• **作業指示 1**: 記録のうち「location-value: Мангистауская область, Мангистауский」を含む行から始まり「blank-line-right — [382, 103, 585, 122]」を含む行で終わる範囲を、「text-segment」を「text-span」に置き換えて編集し、それ以外は変えずに示してください。

• **ページ本文**:
↓

ガツンとゆるい所感

機械工であり、二児の父であり、世界20カ国で遊んだり仕事した旅人がお送りする、仕事や生活での気づきや学び。毎朝7:30に更新していき、1000件を目標に記述を残します。

0240_長く働くために休む

タイで仕事をしていると、タイ人の代理店の

方と一週間や十日間など長期間共に過ごす。

 

重箱の隅をつつくような京都人技術者の私には

やはりタイ人のマイパンライ精神はかなりの

ギャップを感じながらの日々になる。

 

タイ人は仏教精神がベースになっているからか、

どこか日本人のような気骨を感じる。

 

だらしない体型や服装の人が少なく、

食と健康への配慮が同期している印象だ。

しかし日本人から見ると甘えん坊な気がする。

良くも悪くも肝心なところではゆるいのだ。

 

それはさておき、この生粋のタイ人VS生粋の

日本人という構図は仕事上で相容れない時が

少なくない。「和を以て尊しとなす」という

集団主義的な感覚はむしろマレーシアのほうが

強いだろう。挙げれば枚挙にいとまがない

このタイ、マレーシア、日本の比較だが

今回一点に絞って私とあるタイ人の考えの

違いから内省して学んだことを記録したい。

 

私の仕事の移動や言語面でサポートをしてくれる

タイ人のエージェント、Mr.J仮名は40代後半。

技術的なバックグラウンドはなく、おそらく

運転手兼通訳として親戚に雇ってもらっている

方だ。技術的なことをばんばん質問してくる

割に、こちらが噛み砕いてお答えしても、

俺にはそんなこと分からないと言われる。

 

仕事場ではお互いがお客さんに喜ばれるための

仕事の進め方や技術的な対策を牽引しようと

するのだが、これがしっちゃかめっちゃかに

なってしまうのだ。甘えん坊のMr.Jは

これはこうした方がいい、といつも私に言う。

 

自分でやりなよそんな簡単なこと、

(例えば一人で運べるユニットの些細な移動など)

というようなことを仕事の横から言ってくる。

 

"私たち技術者は早く正確に動けるよう

研鑽を続けてきた人間であって、あなたの

ために動くロボットではない。"という言葉を

怒りの感情を完全に抑えることに成功している

同僚のマレーシア人が陰で私にこぼした。

↑

• **記録の抜粋**:
↓

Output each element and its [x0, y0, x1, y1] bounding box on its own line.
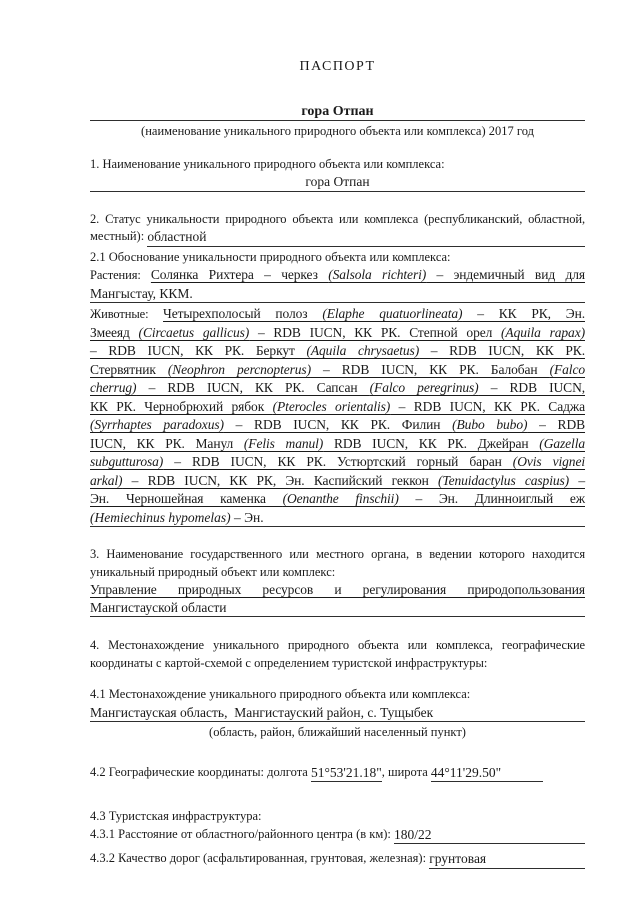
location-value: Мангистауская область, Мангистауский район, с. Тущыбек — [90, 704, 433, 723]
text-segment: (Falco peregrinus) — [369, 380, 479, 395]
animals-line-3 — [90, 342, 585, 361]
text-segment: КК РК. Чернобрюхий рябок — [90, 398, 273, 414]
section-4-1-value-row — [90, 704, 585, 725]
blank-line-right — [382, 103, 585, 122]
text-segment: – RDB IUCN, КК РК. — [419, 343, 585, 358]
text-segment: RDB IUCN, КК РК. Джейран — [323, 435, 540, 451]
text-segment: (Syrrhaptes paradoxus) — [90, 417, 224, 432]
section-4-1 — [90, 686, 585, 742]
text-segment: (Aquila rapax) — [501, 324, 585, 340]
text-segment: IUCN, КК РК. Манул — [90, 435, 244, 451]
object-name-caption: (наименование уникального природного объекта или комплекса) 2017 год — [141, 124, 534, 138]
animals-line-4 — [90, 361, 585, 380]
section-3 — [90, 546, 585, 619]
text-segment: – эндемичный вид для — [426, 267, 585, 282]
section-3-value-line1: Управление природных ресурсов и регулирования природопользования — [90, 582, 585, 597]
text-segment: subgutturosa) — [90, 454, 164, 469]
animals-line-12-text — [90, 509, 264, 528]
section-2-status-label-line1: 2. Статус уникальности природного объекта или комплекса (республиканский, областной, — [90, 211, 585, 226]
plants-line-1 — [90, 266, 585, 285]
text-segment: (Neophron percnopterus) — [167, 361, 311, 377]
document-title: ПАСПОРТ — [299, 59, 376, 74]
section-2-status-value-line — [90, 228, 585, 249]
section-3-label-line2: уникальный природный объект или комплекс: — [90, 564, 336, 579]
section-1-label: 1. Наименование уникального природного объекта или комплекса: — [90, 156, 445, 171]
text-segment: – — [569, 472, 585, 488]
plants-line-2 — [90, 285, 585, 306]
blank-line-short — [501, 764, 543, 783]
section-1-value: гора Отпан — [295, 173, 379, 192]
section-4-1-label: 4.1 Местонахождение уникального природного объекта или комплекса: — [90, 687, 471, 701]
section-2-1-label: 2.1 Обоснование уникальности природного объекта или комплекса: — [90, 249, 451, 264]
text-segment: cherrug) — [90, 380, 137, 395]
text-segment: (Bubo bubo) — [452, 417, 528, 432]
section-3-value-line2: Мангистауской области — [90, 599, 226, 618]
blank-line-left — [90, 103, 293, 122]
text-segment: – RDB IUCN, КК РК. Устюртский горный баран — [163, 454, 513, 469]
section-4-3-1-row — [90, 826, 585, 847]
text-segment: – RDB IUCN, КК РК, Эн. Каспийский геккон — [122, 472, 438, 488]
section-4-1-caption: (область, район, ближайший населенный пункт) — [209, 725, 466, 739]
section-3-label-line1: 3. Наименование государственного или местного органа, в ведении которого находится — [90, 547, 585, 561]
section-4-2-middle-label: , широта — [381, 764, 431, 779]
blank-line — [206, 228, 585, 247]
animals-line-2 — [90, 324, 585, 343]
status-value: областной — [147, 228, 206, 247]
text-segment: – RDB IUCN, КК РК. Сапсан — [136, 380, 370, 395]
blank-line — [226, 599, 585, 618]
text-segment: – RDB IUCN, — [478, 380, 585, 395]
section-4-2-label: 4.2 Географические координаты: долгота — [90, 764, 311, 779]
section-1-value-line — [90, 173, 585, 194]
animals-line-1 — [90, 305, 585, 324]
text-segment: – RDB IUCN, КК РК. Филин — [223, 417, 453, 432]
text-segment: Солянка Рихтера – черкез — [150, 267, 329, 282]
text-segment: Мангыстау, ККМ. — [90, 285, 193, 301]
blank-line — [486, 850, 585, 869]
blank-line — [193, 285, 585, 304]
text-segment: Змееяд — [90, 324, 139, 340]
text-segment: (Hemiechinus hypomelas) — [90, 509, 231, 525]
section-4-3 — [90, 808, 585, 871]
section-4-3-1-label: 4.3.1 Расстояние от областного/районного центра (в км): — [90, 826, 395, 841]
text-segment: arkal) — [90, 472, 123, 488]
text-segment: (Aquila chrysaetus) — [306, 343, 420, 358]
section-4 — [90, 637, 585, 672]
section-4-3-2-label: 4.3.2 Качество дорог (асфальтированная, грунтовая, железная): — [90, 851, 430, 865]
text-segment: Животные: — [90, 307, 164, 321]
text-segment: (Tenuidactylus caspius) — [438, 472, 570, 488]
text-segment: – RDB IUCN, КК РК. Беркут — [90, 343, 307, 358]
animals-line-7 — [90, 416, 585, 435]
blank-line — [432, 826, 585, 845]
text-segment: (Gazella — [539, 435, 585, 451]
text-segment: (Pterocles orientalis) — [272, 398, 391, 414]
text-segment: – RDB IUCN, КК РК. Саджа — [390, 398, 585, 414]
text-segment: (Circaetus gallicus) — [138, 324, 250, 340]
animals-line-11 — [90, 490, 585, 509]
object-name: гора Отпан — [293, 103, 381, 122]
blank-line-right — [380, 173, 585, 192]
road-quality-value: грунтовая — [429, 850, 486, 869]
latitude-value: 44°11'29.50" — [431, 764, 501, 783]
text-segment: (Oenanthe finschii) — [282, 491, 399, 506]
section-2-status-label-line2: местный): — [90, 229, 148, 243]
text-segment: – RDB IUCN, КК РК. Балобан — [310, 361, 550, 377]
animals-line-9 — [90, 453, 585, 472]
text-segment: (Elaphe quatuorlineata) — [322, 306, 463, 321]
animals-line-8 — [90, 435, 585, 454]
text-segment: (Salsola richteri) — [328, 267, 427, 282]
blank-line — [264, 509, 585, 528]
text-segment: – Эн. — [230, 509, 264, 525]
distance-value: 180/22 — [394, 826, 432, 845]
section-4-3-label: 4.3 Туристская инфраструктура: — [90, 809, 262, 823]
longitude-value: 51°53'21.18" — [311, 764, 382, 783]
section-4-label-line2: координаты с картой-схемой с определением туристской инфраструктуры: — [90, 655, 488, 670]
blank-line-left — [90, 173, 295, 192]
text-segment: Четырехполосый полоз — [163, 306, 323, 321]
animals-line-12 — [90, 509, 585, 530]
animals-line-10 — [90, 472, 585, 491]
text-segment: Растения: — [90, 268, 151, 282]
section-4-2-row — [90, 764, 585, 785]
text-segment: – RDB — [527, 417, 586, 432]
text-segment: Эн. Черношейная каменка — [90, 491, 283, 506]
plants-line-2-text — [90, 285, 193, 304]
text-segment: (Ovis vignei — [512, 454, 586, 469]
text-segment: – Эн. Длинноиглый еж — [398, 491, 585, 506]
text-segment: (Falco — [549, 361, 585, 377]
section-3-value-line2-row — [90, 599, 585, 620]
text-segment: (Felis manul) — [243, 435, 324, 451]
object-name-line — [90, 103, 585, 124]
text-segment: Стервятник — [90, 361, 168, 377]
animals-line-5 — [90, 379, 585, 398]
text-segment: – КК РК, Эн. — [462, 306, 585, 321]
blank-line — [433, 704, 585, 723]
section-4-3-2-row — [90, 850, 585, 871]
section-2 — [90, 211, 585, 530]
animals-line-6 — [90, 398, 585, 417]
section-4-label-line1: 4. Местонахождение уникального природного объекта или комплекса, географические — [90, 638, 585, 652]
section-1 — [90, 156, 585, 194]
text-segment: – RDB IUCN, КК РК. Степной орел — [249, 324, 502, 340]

↑
↓

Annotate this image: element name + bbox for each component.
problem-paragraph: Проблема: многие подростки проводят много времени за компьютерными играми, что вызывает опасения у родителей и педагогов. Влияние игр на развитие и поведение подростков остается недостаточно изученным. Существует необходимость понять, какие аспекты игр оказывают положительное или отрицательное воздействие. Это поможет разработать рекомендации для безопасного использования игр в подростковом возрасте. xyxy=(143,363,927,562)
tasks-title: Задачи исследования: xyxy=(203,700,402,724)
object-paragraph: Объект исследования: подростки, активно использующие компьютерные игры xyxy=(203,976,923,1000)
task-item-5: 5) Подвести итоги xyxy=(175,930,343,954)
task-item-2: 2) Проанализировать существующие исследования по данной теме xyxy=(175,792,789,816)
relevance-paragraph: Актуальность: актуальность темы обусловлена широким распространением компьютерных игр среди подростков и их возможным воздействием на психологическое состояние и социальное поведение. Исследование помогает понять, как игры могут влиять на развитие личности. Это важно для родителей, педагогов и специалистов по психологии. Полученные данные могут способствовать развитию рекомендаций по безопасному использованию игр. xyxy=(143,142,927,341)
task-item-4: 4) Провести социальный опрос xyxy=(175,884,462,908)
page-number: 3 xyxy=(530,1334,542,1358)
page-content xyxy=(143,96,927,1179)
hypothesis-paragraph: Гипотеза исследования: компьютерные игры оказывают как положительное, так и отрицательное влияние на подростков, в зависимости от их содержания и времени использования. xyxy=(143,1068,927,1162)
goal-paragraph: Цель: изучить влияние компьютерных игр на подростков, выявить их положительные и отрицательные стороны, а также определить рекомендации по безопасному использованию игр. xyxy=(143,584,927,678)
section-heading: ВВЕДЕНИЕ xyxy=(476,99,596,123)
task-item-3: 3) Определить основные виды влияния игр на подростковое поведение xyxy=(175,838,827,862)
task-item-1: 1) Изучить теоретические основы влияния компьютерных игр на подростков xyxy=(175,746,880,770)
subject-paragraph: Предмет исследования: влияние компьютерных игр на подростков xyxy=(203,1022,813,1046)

↑

• **作業指示 2**:
ページ本文について、次の問いに答えてください。
(a) 毎朝何時に更新されるか。
(b) 記述は何件を目標としているか。
(c) Mr.J(仮名)は何歳代か。

• **解答 1**:
location-value: Мангистауская область, Мангистауский район, с. Тущыбек — [90, 704, 433, 723]
text-span: (Falco peregrinus) — [369, 380, 479, 395]
animals-line-3 — [90, 342, 585, 361]
text-span: КК РК. Чернобрюхий рябок — [90, 398, 273, 414]
section-4-1-value-row — [90, 704, 585, 725]
blank-line-right — [382, 103, 585, 122]

• **解答 2**:
(a) 7:30
(b) 1000件
(c) 40代後半